OBJECTIVE
For the records below, say how many lines contain the string "能爱惜它们". Give the number only.

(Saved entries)
# # #

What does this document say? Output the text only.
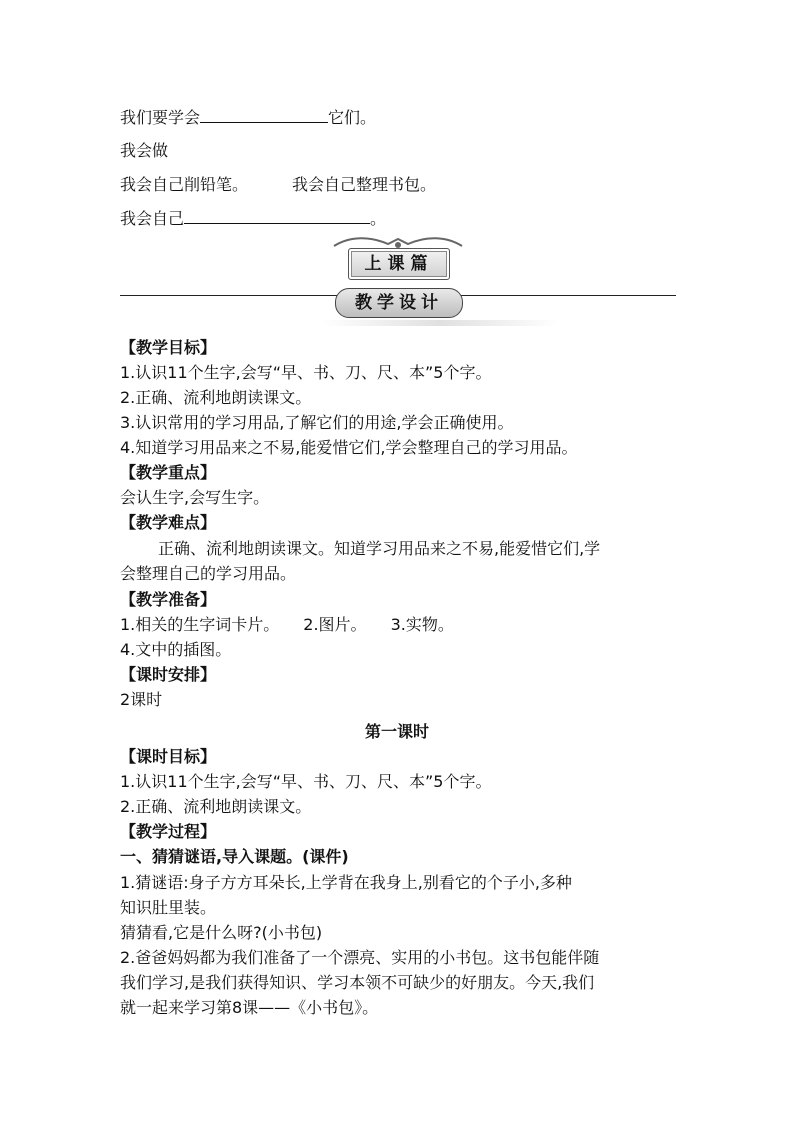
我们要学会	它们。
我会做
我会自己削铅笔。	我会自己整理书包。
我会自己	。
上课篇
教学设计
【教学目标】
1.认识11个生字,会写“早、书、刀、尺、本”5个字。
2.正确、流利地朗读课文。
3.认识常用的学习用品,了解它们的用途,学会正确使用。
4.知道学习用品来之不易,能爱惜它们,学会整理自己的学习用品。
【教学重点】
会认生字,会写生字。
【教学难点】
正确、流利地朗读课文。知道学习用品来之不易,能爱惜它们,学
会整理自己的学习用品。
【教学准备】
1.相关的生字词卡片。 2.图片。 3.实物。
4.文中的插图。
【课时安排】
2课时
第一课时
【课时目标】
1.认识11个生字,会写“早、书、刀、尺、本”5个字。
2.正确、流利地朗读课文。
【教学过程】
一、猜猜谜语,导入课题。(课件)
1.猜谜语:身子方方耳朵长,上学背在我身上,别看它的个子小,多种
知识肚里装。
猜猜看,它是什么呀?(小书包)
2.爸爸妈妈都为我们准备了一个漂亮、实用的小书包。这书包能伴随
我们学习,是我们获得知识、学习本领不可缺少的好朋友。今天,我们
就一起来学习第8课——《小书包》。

# # #

IN RESPONSE
2